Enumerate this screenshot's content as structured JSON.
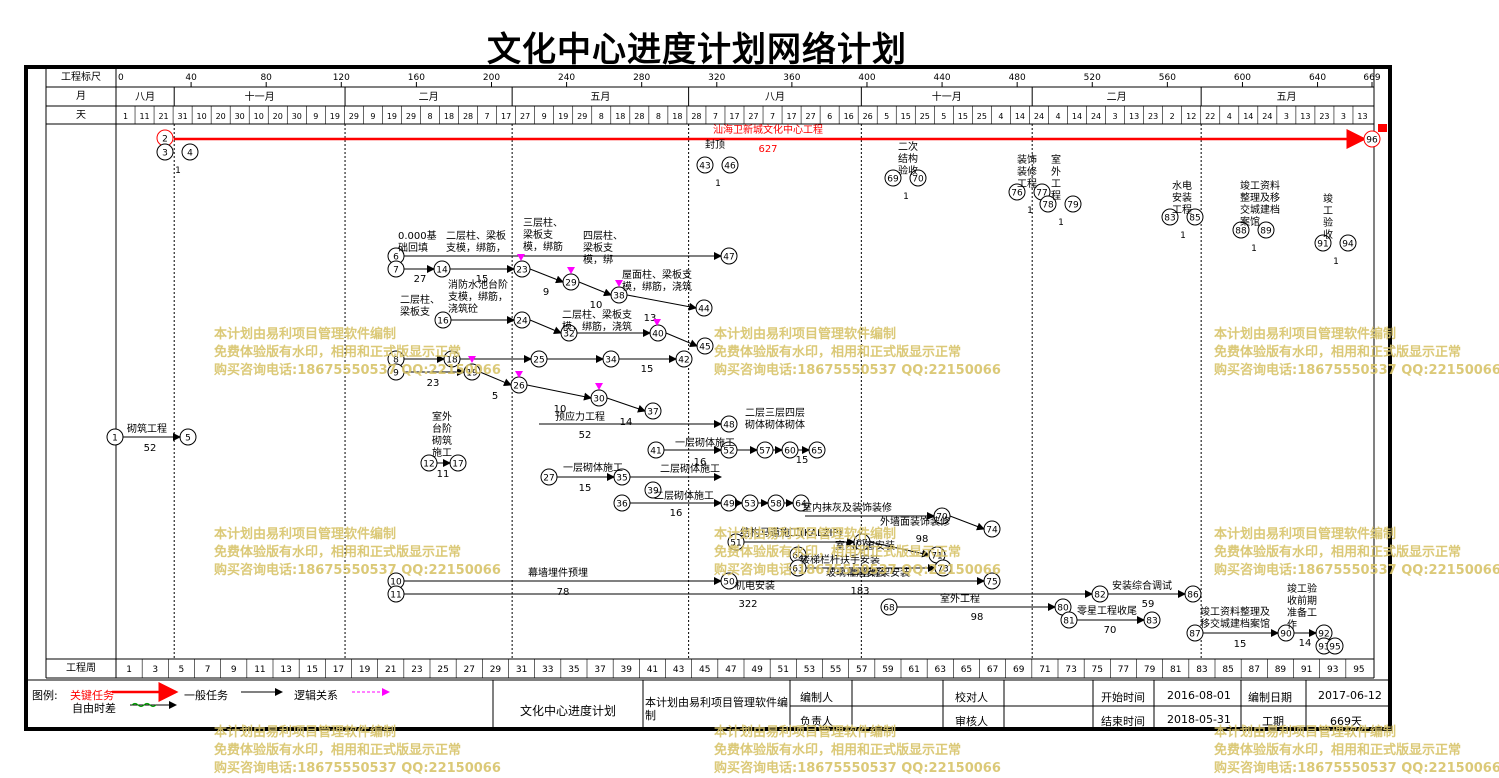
{
  "title": "文化中心进度计划网络计划",
  "scale": {
    "label": "工程标尺",
    "ticks": [
      "0",
      "40",
      "80",
      "120",
      "160",
      "200",
      "240",
      "280",
      "320",
      "360",
      "400",
      "440",
      "480",
      "520",
      "560",
      "600",
      "640",
      "669"
    ]
  },
  "months": {
    "label": "月",
    "items": [
      "八月",
      "十一月",
      "二月",
      "五月",
      "八月",
      "十一月",
      "二月",
      "五月"
    ]
  },
  "days": {
    "label": "天",
    "items": [
      "1",
      "11",
      "21",
      "31",
      "10",
      "20",
      "30",
      "10",
      "20",
      "30",
      "9",
      "19",
      "29",
      "9",
      "19",
      "29",
      "8",
      "18",
      "28",
      "7",
      "17",
      "27",
      "9",
      "19",
      "29",
      "8",
      "18",
      "28",
      "8",
      "18",
      "28",
      "7",
      "17",
      "27",
      "7",
      "17",
      "27",
      "6",
      "16",
      "26",
      "5",
      "15",
      "25",
      "5",
      "15",
      "25",
      "4",
      "14",
      "24",
      "4",
      "14",
      "24",
      "3",
      "13",
      "23",
      "2",
      "12",
      "22",
      "4",
      "14",
      "24",
      "3",
      "13",
      "23",
      "3",
      "13"
    ]
  },
  "weeks": {
    "label": "工程周",
    "items": [
      "1",
      "3",
      "5",
      "7",
      "9",
      "11",
      "13",
      "15",
      "17",
      "19",
      "21",
      "23",
      "25",
      "27",
      "29",
      "31",
      "33",
      "35",
      "37",
      "39",
      "41",
      "43",
      "45",
      "47",
      "49",
      "51",
      "53",
      "55",
      "57",
      "59",
      "61",
      "63",
      "65",
      "67",
      "69",
      "71",
      "73",
      "75",
      "77",
      "79",
      "81",
      "83",
      "85",
      "87",
      "89",
      "91",
      "93",
      "95"
    ]
  },
  "critical": {
    "label": "汕海卫新城文化中心工程",
    "duration": "627"
  },
  "tasks": [
    {
      "label": "砌筑工程",
      "duration": "52"
    },
    {
      "label": "0.000基础回填完成",
      "duration": "27"
    },
    {
      "label": "二层柱、梁板支模，绑筋，浇筑砼",
      "duration": "15"
    },
    {
      "label": "三层柱、梁板支模，绑筋，浇筑砼",
      "duration": "9"
    },
    {
      "label": "四层柱、梁板支模，绑筋，浇筑砼",
      "duration": "10"
    },
    {
      "label": "屋面柱、梁板支模，绑筋，浇筑砼",
      "duration": "13"
    },
    {
      "label": "消防水池台阶",
      "duration": "23"
    },
    {
      "label": "预应力工程",
      "duration": "52"
    },
    {
      "label": "一层砌体施工",
      "duration": "16"
    },
    {
      "label": "幕墙埋件预埋",
      "duration": "78"
    },
    {
      "label": "机电安装",
      "duration": "322"
    },
    {
      "label": "室内抹灰及装饰装修",
      "duration": ""
    },
    {
      "label": "外墙面装饰装修",
      "duration": "98"
    },
    {
      "label": "室外工程",
      "duration": "98"
    },
    {
      "label": "安装综合调试",
      "duration": "59"
    },
    {
      "label": "零星工程收尾",
      "duration": "70"
    },
    {
      "label": "竣工资料整理及移交城建档案馆",
      "duration": "15"
    },
    {
      "label": "封顶",
      "duration": "1"
    },
    {
      "label": "二次结构验收",
      "duration": "1"
    },
    {
      "label": "装饰装修工程",
      "duration": "1"
    },
    {
      "label": "室外工程",
      "duration": "1"
    },
    {
      "label": "水电安装工程",
      "duration": "1"
    },
    {
      "label": "竣工资料整理及移交城建档案馆",
      "duration": "1"
    },
    {
      "label": "竣工验收",
      "duration": "1"
    },
    {
      "label": "竣工验收前期准备工作",
      "duration": "14"
    },
    {
      "label": "幕墙骨架安装",
      "duration": "183"
    },
    {
      "label": "结构马道施工(KALZIP)",
      "duration": ""
    },
    {
      "label": "室内门窗安装",
      "duration": ""
    },
    {
      "label": "楼梯栏杆扶手安装",
      "duration": ""
    },
    {
      "label": "玻璃幕墙安装",
      "duration": ""
    }
  ],
  "watermark": [
    "本计划由易利项目管理软件编制",
    "免费体验版有水印，相用和正式版显示正常",
    "购买咨询电话:18675550537 QQ:22150066"
  ],
  "legend": {
    "label": "图例:",
    "critical": "关键任务",
    "normal": "一般任务",
    "logic": "逻辑关系",
    "float": "自由时差"
  },
  "footer": {
    "plan_name": "文化中心进度计划",
    "software": "本计划由易利项目管理软件编制",
    "editor_label": "编制人",
    "checker_label": "校对人",
    "owner_label": "负责人",
    "reviewer_label": "审核人",
    "start_label": "开始时间",
    "start": "2016-08-01",
    "end_label": "结束时间",
    "end": "2018-05-31",
    "date_label": "编制日期",
    "date": "2017-06-12",
    "duration_label": "工期",
    "duration": "669天"
  },
  "colors": {
    "critical": "#ff0000",
    "watermark": "#d8c46a",
    "logic": "#ff00ff",
    "float": "#00a000"
  }
}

════════════════

#### Goal of the exercise
What you return should match the records above word for word, minus the pictures.

#### Correct answer
Enumerate this screenshot's content as structured JSON.
{
  "title": "文化中心进度计划网络计划",
  "scale": {
    "label": "工程标尺",
    "ticks": [
      "0",
      "40",
      "80",
      "120",
      "160",
      "200",
      "240",
      "280",
      "320",
      "360",
      "400",
      "440",
      "480",
      "520",
      "560",
      "600",
      "640",
      "669"
    ]
  },
  "months": {
    "label": "月",
    "items": [
      "八月",
      "十一月",
      "二月",
      "五月",
      "八月",
      "十一月",
      "二月",
      "五月"
    ]
  },
  "days": {
    "label": "天",
    "items": [
      "1",
      "11",
      "21",
      "31",
      "10",
      "20",
      "30",
      "10",
      "20",
      "30",
      "9",
      "19",
      "29",
      "9",
      "19",
      "29",
      "8",
      "18",
      "28",
      "7",
      "17",
      "27",
      "9",
      "19",
      "29",
      "8",
      "18",
      "28",
      "8",
      "18",
      "28",
      "7",
      "17",
      "27",
      "7",
      "17",
      "27",
      "6",
      "16",
      "26",
      "5",
      "15",
      "25",
      "5",
      "15",
      "25",
      "4",
      "14",
      "24",
      "4",
      "14",
      "24",
      "3",
      "13",
      "23",
      "2",
      "12",
      "22",
      "4",
      "14",
      "24",
      "3",
      "13",
      "23",
      "3",
      "13"
    ]
  },
  "weeks": {
    "label": "工程周",
    "items": [
      "1",
      "3",
      "5",
      "7",
      "9",
      "11",
      "13",
      "15",
      "17",
      "19",
      "21",
      "23",
      "25",
      "27",
      "29",
      "31",
      "33",
      "35",
      "37",
      "39",
      "41",
      "43",
      "45",
      "47",
      "49",
      "51",
      "53",
      "55",
      "57",
      "59",
      "61",
      "63",
      "65",
      "67",
      "69",
      "71",
      "73",
      "75",
      "77",
      "79",
      "81",
      "83",
      "85",
      "87",
      "89",
      "91",
      "93",
      "95"
    ]
  },
  "critical": {
    "label": "汕海卫新城文化中心工程",
    "duration": "627"
  },
  "tasks": [
    {
      "label": "砌筑工程",
      "duration": "52"
    },
    {
      "label": "0.000基础回填完成",
      "duration": "27"
    },
    {
      "label": "二层柱、梁板支模，绑筋，浇筑砼",
      "duration": "15"
    },
    {
      "label": "三层柱、梁板支模，绑筋，浇筑砼",
      "duration": "9"
    },
    {
      "label": "四层柱、梁板支模，绑筋，浇筑砼",
      "duration": "10"
    },
    {
      "label": "屋面柱、梁板支模，绑筋，浇筑砼",
      "duration": "13"
    },
    {
      "label": "消防水池台阶",
      "duration": "23"
    },
    {
      "label": "预应力工程",
      "duration": "52"
    },
    {
      "label": "一层砌体施工",
      "duration": "16"
    },
    {
      "label": "幕墙埋件预埋",
      "duration": "78"
    },
    {
      "label": "机电安装",
      "duration": "322"
    },
    {
      "label": "室内抹灰及装饰装修",
      "duration": ""
    },
    {
      "label": "外墙面装饰装修",
      "duration": "98"
    },
    {
      "label": "室外工程",
      "duration": "98"
    },
    {
      "label": "安装综合调试",
      "duration": "59"
    },
    {
      "label": "零星工程收尾",
      "duration": "70"
    },
    {
      "label": "竣工资料整理及移交城建档案馆",
      "duration": "15"
    },
    {
      "label": "封顶",
      "duration": "1"
    },
    {
      "label": "二次结构验收",
      "duration": "1"
    },
    {
      "label": "装饰装修工程",
      "duration": "1"
    },
    {
      "label": "室外工程",
      "duration": "1"
    },
    {
      "label": "水电安装工程",
      "duration": "1"
    },
    {
      "label": "竣工资料整理及移交城建档案馆",
      "duration": "1"
    },
    {
      "label": "竣工验收",
      "duration": "1"
    },
    {
      "label": "竣工验收前期准备工作",
      "duration": "14"
    },
    {
      "label": "幕墙骨架安装",
      "duration": "183"
    },
    {
      "label": "结构马道施工(KALZIP)",
      "duration": ""
    },
    {
      "label": "室内门窗安装",
      "duration": ""
    },
    {
      "label": "楼梯栏杆扶手安装",
      "duration": ""
    },
    {
      "label": "玻璃幕墙安装",
      "duration": ""
    }
  ],
  "watermark": [
    "本计划由易利项目管理软件编制",
    "免费体验版有水印，相用和正式版显示正常",
    "购买咨询电话:18675550537 QQ:22150066"
  ],
  "legend": {
    "label": "图例:",
    "critical": "关键任务",
    "normal": "一般任务",
    "logic": "逻辑关系",
    "float": "自由时差"
  },
  "footer": {
    "plan_name": "文化中心进度计划",
    "software": "本计划由易利项目管理软件编制",
    "editor_label": "编制人",
    "checker_label": "校对人",
    "owner_label": "负责人",
    "reviewer_label": "审核人",
    "start_label": "开始时间",
    "start": "2016-08-01",
    "end_label": "结束时间",
    "end": "2018-05-31",
    "date_label": "编制日期",
    "date": "2017-06-12",
    "duration_label": "工期",
    "duration": "669天"
  },
  "colors": {
    "critical": "#ff0000",
    "watermark": "#d8c46a",
    "logic": "#ff00ff",
    "float": "#00a000"
  }
}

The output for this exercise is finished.